◆ **Problem details**: Pull out every line in the data that has the string "headline" in it.

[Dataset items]

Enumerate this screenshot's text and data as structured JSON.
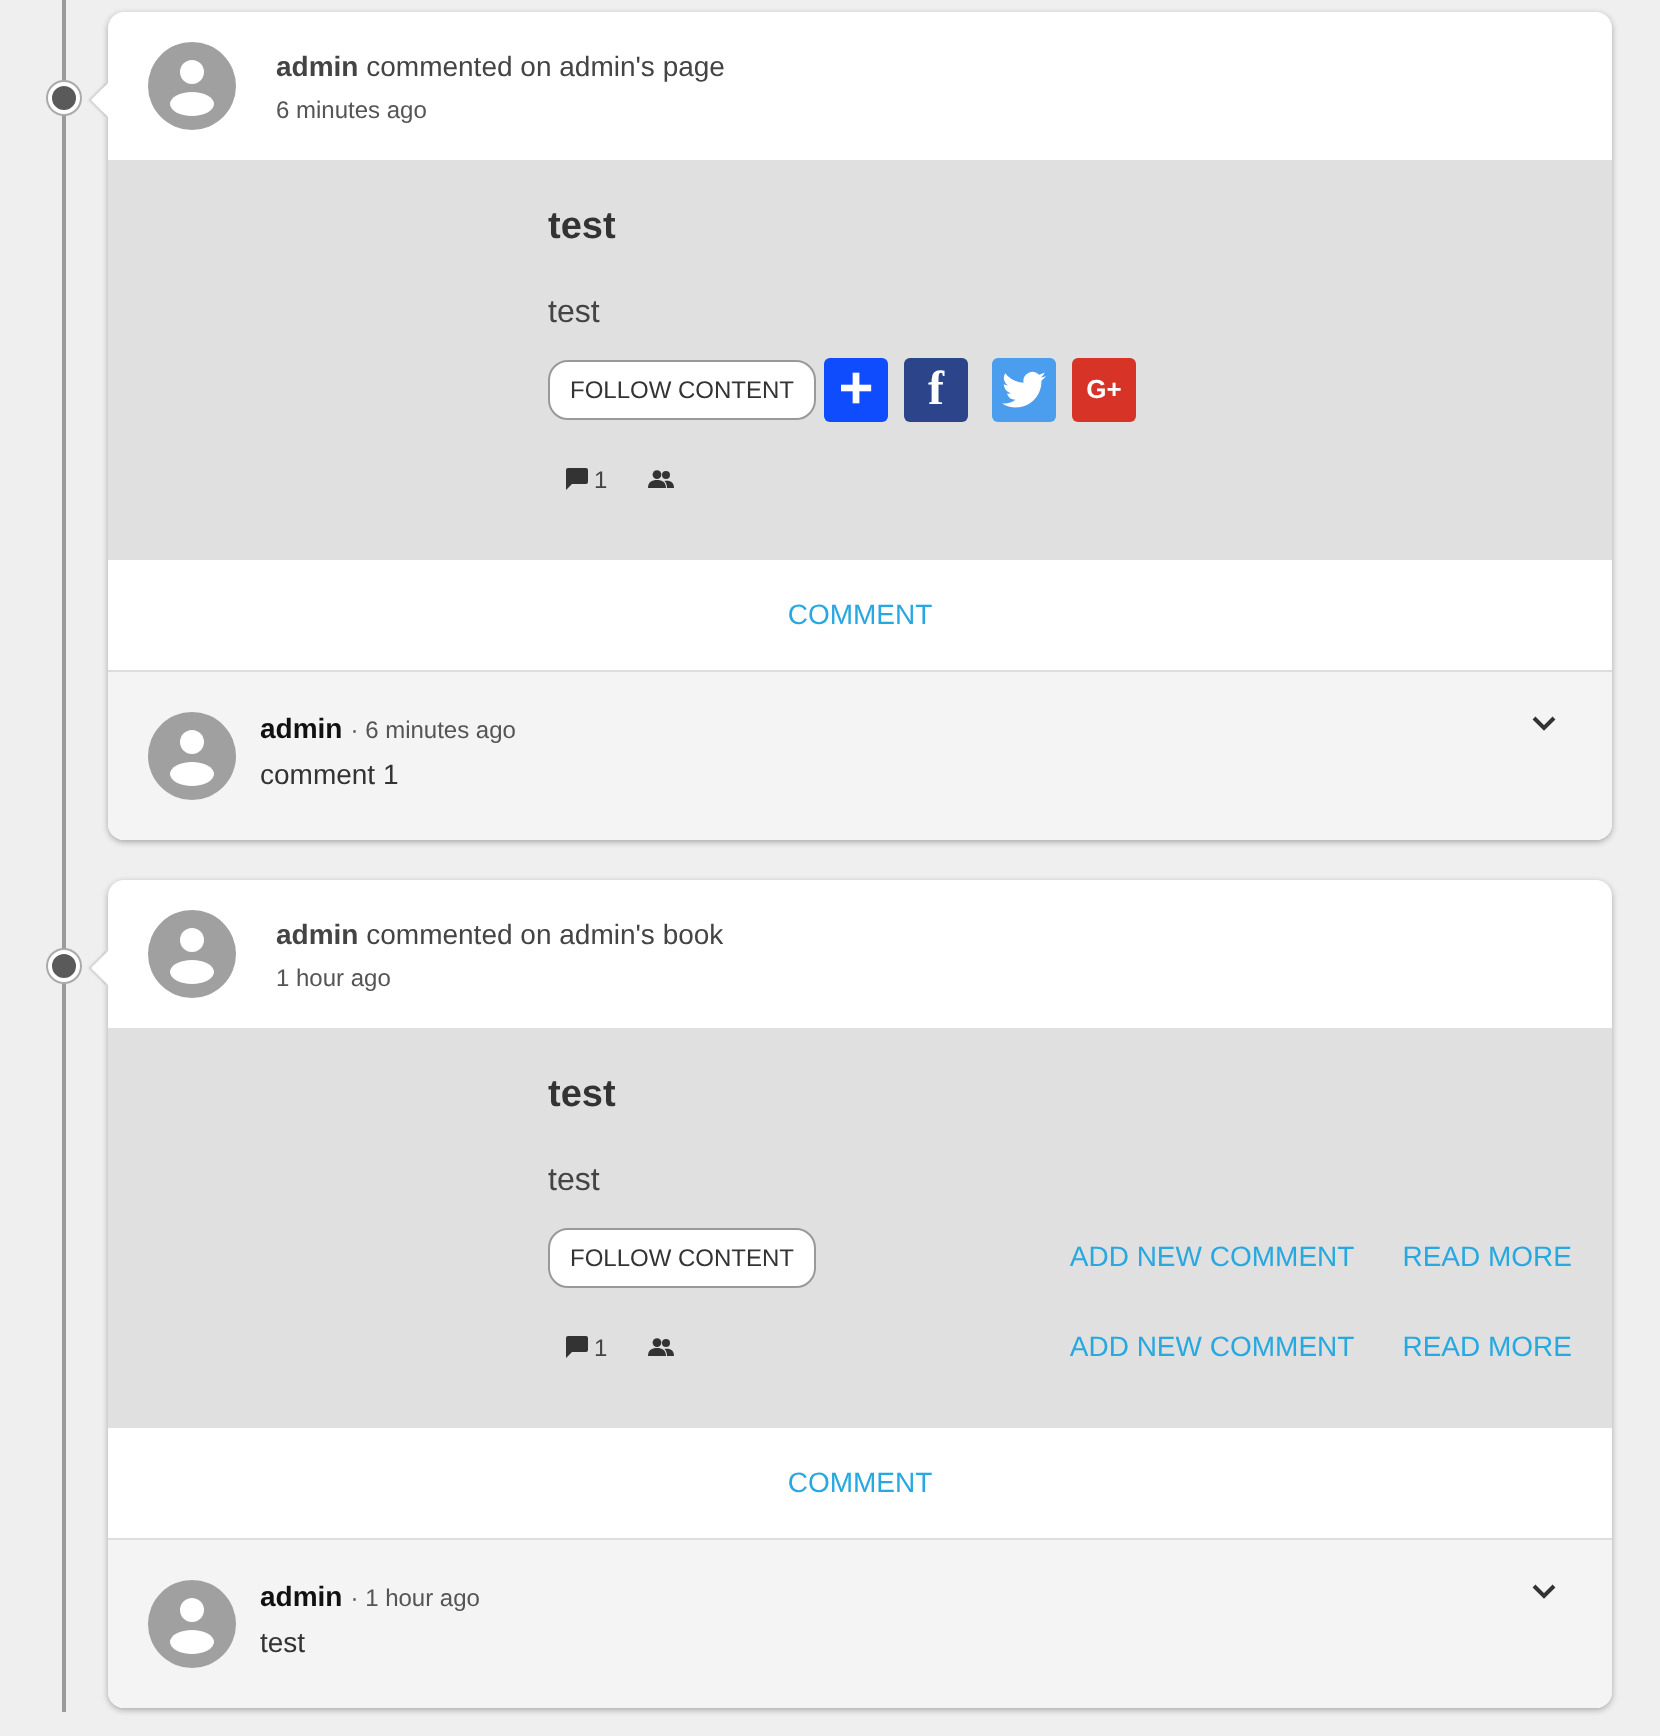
{
  "activities": [
    {
      "headline": "**admin** commented on admin's page",
      "time": "6 minutes ago",
      "title": "test",
      "body": "test",
      "follow_label": "FOLLOW CONTENT",
      "share": [
        {
          "kind": "addthis",
          "label": "+"
        },
        {
          "kind": "facebook",
          "label": "f"
        },
        {
          "kind": "twitter"
        },
        {
          "kind": "google",
          "label": "G+"
        }
      ],
      "comment_count": "1",
      "comment_button": "COMMENT",
      "comments": [
        {
          "author": "admin",
          "time": "· 6 minutes ago",
          "text": "comment 1"
        }
      ]
    },
    {
      "headline": "**admin** commented on admin's book",
      "time": "1 hour ago",
      "title": "test",
      "body": "test",
      "follow_label": "FOLLOW CONTENT",
      "comment_count": "1",
      "top_links": [
        "ADD NEW COMMENT",
        "READ MORE"
      ],
      "bottom_links": [
        "ADD NEW COMMENT",
        "READ MORE"
      ],
      "comment_button": "COMMENT",
      "comments": [
        {
          "author": "admin",
          "time": "· 1 hour ago",
          "text": "test"
        }
      ]
    }
  ]
}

◆ **Correct output**:
      "headline": "**admin** commented on admin's page",
      "headline": "**admin** commented on admin's book",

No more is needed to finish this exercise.